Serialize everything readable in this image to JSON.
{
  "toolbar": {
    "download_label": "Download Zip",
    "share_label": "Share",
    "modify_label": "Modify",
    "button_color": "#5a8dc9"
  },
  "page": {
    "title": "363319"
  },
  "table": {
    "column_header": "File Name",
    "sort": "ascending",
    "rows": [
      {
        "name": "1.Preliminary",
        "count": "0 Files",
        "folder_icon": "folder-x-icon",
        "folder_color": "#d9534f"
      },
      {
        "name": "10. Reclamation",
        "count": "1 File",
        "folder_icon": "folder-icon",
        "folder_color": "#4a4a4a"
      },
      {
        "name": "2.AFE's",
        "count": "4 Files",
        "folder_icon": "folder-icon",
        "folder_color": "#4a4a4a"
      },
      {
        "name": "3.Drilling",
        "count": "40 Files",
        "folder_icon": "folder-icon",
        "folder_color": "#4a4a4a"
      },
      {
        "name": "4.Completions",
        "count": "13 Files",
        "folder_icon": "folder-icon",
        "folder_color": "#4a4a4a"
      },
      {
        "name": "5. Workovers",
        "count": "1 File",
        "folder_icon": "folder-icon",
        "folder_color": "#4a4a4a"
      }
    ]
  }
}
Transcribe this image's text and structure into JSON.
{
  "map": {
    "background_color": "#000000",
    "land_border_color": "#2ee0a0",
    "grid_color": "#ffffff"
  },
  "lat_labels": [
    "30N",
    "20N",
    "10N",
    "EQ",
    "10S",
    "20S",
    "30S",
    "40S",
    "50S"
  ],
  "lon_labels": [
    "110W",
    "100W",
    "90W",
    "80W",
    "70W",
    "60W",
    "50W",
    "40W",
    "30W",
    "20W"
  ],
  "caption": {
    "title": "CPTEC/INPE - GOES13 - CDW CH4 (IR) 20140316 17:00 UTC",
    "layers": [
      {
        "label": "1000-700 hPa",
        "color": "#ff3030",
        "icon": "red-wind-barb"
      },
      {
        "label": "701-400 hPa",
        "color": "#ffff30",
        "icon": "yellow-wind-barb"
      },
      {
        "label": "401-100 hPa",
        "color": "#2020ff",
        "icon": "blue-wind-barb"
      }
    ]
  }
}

Requirement:
Of the lines in the entries, how many include the word "this"? State only the number.

Answer below:
2